Selected excerpt >>
%%

UNITED STATES

SECURITIES AND EXCHANGE COMMISSION

Washington, D.C. 20549

 

FORM 8-K

 

CURRENT REPORT

Pursuant to Section 13 OR 15(d) of

The Securities Exchange Act of 1934

 

Date of Report (Date of earliest event reported) April 1, 2009

 

Westell Technologies, Inc.

(Exact name of registrant as specified in its charter)

 

 

 

DELAWARE

 

0-27266

 

36-3154957

(State or other jurisdiction

of incorporation)

 

(Commission

File Number)

 

(I.R.S. Employer

Identification No.)

 

 

750 North Commons Drive, Aurora, Illinois 60504

(Address of principal executive offices) (Zip Code)

 

Registrant’s telephone number, including area code (630) 898-2500

 

N/A

(Former name or former address, if changed since last report.)

 

Check the appropriate box below if the Form 8-K filing is intended to simultaneously satisfy the filing obligation of the registrant under any of the following provisions:

 

o Written communications pursuant to Rule 425 under the Securities Act (17 CFR 230.425)

%%

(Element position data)

%%

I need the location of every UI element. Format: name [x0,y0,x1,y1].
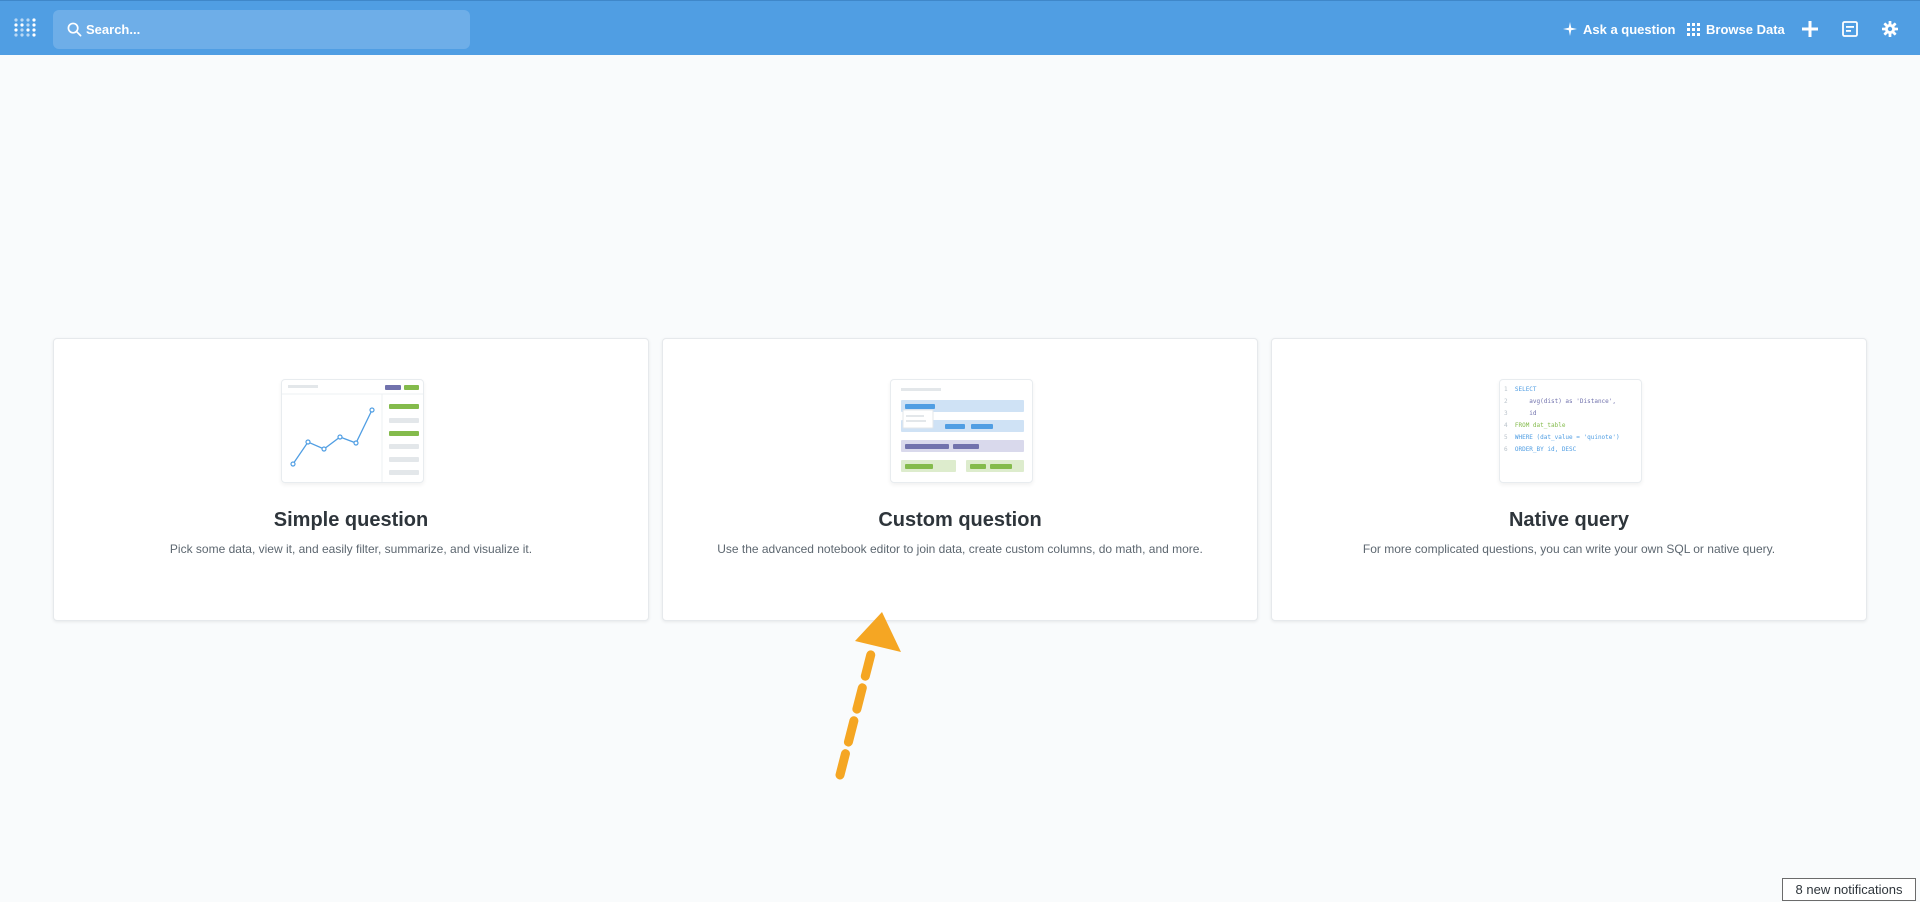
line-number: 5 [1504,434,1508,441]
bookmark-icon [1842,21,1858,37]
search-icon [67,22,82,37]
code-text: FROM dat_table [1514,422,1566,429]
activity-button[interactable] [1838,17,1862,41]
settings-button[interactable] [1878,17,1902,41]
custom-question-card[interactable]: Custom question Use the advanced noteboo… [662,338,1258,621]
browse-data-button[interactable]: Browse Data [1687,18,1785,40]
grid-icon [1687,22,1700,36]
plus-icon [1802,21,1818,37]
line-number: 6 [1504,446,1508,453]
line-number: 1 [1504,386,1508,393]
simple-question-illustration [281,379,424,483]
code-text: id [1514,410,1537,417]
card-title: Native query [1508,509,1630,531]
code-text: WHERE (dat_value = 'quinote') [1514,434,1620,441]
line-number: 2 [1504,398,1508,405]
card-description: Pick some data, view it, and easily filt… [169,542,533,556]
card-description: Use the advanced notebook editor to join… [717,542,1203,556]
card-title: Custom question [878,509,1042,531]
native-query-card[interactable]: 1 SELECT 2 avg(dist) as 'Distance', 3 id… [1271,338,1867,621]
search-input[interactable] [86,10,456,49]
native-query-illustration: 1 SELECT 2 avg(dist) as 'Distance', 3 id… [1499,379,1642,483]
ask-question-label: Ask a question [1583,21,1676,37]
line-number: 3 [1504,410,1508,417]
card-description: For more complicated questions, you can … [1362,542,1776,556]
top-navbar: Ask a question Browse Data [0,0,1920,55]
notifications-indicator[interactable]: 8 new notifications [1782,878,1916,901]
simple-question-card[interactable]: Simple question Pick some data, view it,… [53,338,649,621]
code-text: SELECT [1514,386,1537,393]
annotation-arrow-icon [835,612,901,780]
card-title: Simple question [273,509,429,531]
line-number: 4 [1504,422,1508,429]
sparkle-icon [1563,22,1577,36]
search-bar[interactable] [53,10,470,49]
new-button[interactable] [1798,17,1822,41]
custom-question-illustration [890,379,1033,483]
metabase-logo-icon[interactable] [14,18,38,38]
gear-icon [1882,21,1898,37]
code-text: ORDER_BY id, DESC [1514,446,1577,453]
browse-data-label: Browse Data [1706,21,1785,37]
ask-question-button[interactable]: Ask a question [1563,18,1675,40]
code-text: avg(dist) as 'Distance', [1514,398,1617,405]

%%

Instruction 1 >>
Answer these questions using the Form 8-K cover page.
(a) In which state is the registrant incorporated?
(b) What date is given for the earliest event reported?
(c) What telephone number is listed for the registrant?
Instruction 2 >> Reproduce the stretch of the Form 8-K cover page from "(Former name or" through "(17 CFR 230.425)", word for word.
Instruction 3 >>
Decide whether each statement agrees with the Form 8-K cover page. Answer yes or no for each, and quote the words that decide it.
(a) The registrant's principal executive offices are in Aurora, Illinois.
(b) A former name is listed for the registrant.
(c) The report is filed under the Securities Exchange Act of 1934.

Reply 1 >>
(a) Delaware
(b) April 1, 2009
(c) (630) 898-2500

Reply 2 >>
(Former name or former address, if changed since last report.)

 

Check the appropriate box below if the Form 8-K filing is intended to simultaneously satisfy the filing obligation of the registrant under any of the following provisions:

 

o Written communications pursuant to Rule 425 under the Securities Act (17 CFR 230.425)

Reply 3 >>
(a) Yes: "750 North Commons Drive, Aurora, Illinois 60504"
(b) No: "N/A"
(c) Yes: "The Securities Exchange Act of 1934"